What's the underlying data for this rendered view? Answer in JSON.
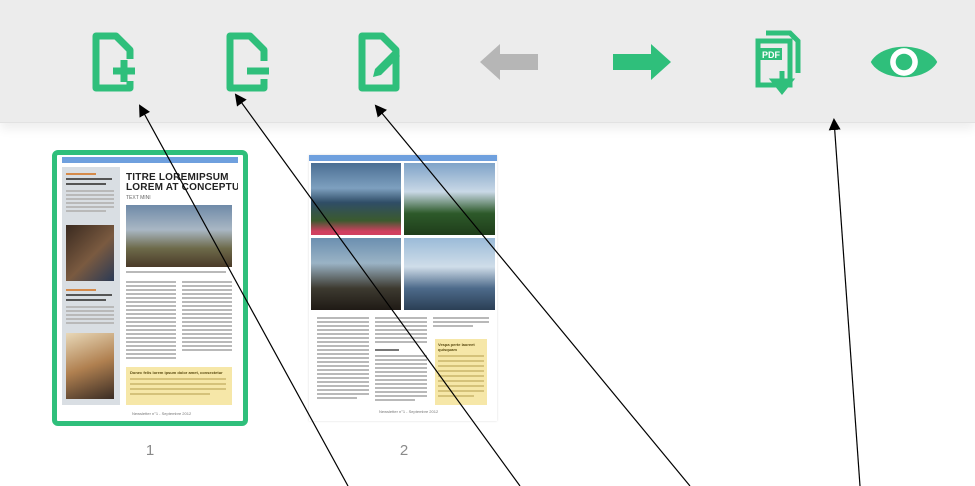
{
  "toolbar": {
    "accent": "#2fbf7b",
    "disabled": "#b6b6b6",
    "buttons": [
      {
        "icon": "page-add-icon",
        "enabled": true
      },
      {
        "icon": "page-remove-icon",
        "enabled": true
      },
      {
        "icon": "page-edit-icon",
        "enabled": true
      },
      {
        "icon": "arrow-left-icon",
        "enabled": false
      },
      {
        "icon": "arrow-right-icon",
        "enabled": true
      },
      {
        "icon": "pdf-export-icon",
        "enabled": true
      },
      {
        "icon": "eye-preview-icon",
        "enabled": true
      }
    ]
  },
  "pages": [
    {
      "number": "1",
      "selected": true,
      "title_line1": "TITRE LOREMIPSUM",
      "title_line2": "LOREM AT CONCEPTUER",
      "subtitle": "TEXT MINI",
      "box_title": "Donec felis lorem ipsum dolor amet, consectetur",
      "footer": "Newsletter n°1 - Septembre 2012"
    },
    {
      "number": "2",
      "selected": false,
      "box_title": "Vespa perte laoreet quisquam",
      "footer": "Newsletter n°1 - Septembre 2012"
    }
  ]
}
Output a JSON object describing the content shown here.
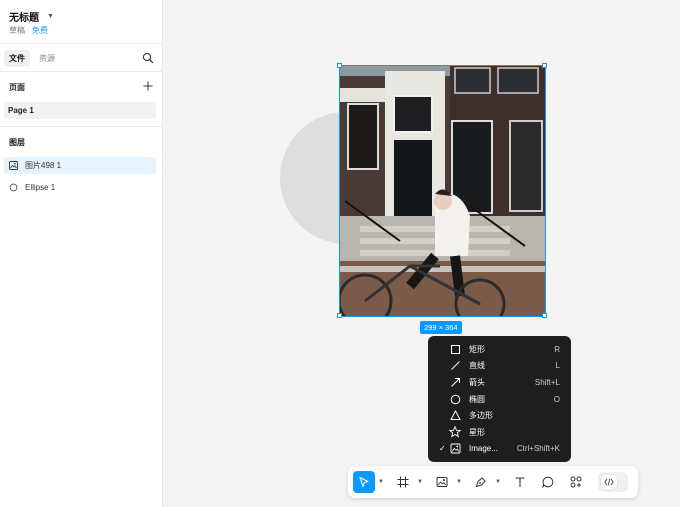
{
  "file": {
    "title": "无标题",
    "draft": "草稿",
    "plan": "免费"
  },
  "tabs": [
    {
      "label": "文件"
    },
    {
      "label": "资源"
    }
  ],
  "pages": {
    "title": "页面",
    "items": [
      {
        "label": "Page 1"
      }
    ]
  },
  "layers": {
    "title": "图层",
    "items": [
      {
        "label": "图片498 1"
      },
      {
        "label": "Ellipse 1"
      }
    ]
  },
  "selection": {
    "size_label": "299 × 364"
  },
  "menu": {
    "items": [
      {
        "label": "矩形",
        "shortcut": "R",
        "icon": "rectangle-icon",
        "checked": ""
      },
      {
        "label": "直线",
        "shortcut": "L",
        "icon": "line-icon",
        "checked": ""
      },
      {
        "label": "箭头",
        "shortcut": "Shift+L",
        "icon": "arrow-icon",
        "checked": ""
      },
      {
        "label": "椭圆",
        "shortcut": "O",
        "icon": "ellipse-icon",
        "checked": ""
      },
      {
        "label": "多边形",
        "shortcut": "",
        "icon": "polygon-icon",
        "checked": ""
      },
      {
        "label": "星形",
        "shortcut": "",
        "icon": "star-icon",
        "checked": ""
      },
      {
        "label": "Image...",
        "shortcut": "Ctrl+Shift+K",
        "icon": "image-icon",
        "checked": "✓"
      }
    ]
  },
  "colors": {
    "accent": "#0d99ff",
    "menu_bg": "#1e1e1e",
    "circle": "#dedede"
  }
}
══════════════════════════════
## PROBLEM TO SOLVE
Each entry above should be reproduced exactly, with the pictures removed.

## WRITTEN RESPONSE
What's the underlying data for this rendered view? Answer in JSON.
{
  "toolbar": {
    "accent": "#2fbf7b",
    "disabled": "#b6b6b6",
    "buttons": [
      {
        "icon": "page-add-icon",
        "enabled": true
      },
      {
        "icon": "page-remove-icon",
        "enabled": true
      },
      {
        "icon": "page-edit-icon",
        "enabled": true
      },
      {
        "icon": "arrow-left-icon",
        "enabled": false
      },
      {
        "icon": "arrow-right-icon",
        "enabled": true
      },
      {
        "icon": "pdf-export-icon",
        "enabled": true
      },
      {
        "icon": "eye-preview-icon",
        "enabled": true
      }
    ]
  },
  "pages": [
    {
      "number": "1",
      "selected": true,
      "title_line1": "TITRE LOREMIPSUM",
      "title_line2": "LOREM AT CONCEPTUER",
      "subtitle": "TEXT MINI",
      "box_title": "Donec felis lorem ipsum dolor amet, consectetur",
      "footer": "Newsletter n°1 - Septembre 2012"
    },
    {
      "number": "2",
      "selected": false,
      "box_title": "Vespa perte laoreet quisquam",
      "footer": "Newsletter n°1 - Septembre 2012"
    }
  ]
}
Output a JSON object describing the content shown here.
{
  "file": {
    "title": "无标题",
    "draft": "草稿",
    "plan": "免费"
  },
  "tabs": [
    {
      "label": "文件"
    },
    {
      "label": "资源"
    }
  ],
  "pages": {
    "title": "页面",
    "items": [
      {
        "label": "Page 1"
      }
    ]
  },
  "layers": {
    "title": "图层",
    "items": [
      {
        "label": "图片498 1"
      },
      {
        "label": "Ellipse 1"
      }
    ]
  },
  "selection": {
    "size_label": "299 × 364"
  },
  "menu": {
    "items": [
      {
        "label": "矩形",
        "shortcut": "R",
        "icon": "rectangle-icon",
        "checked": ""
      },
      {
        "label": "直线",
        "shortcut": "L",
        "icon": "line-icon",
        "checked": ""
      },
      {
        "label": "箭头",
        "shortcut": "Shift+L",
        "icon": "arrow-icon",
        "checked": ""
      },
      {
        "label": "椭圆",
        "shortcut": "O",
        "icon": "ellipse-icon",
        "checked": ""
      },
      {
        "label": "多边形",
        "shortcut": "",
        "icon": "polygon-icon",
        "checked": ""
      },
      {
        "label": "星形",
        "shortcut": "",
        "icon": "star-icon",
        "checked": ""
      },
      {
        "label": "Image...",
        "shortcut": "Ctrl+Shift+K",
        "icon": "image-icon",
        "checked": "✓"
      }
    ]
  },
  "colors": {
    "accent": "#0d99ff",
    "menu_bg": "#1e1e1e",
    "circle": "#dedede"
  }
}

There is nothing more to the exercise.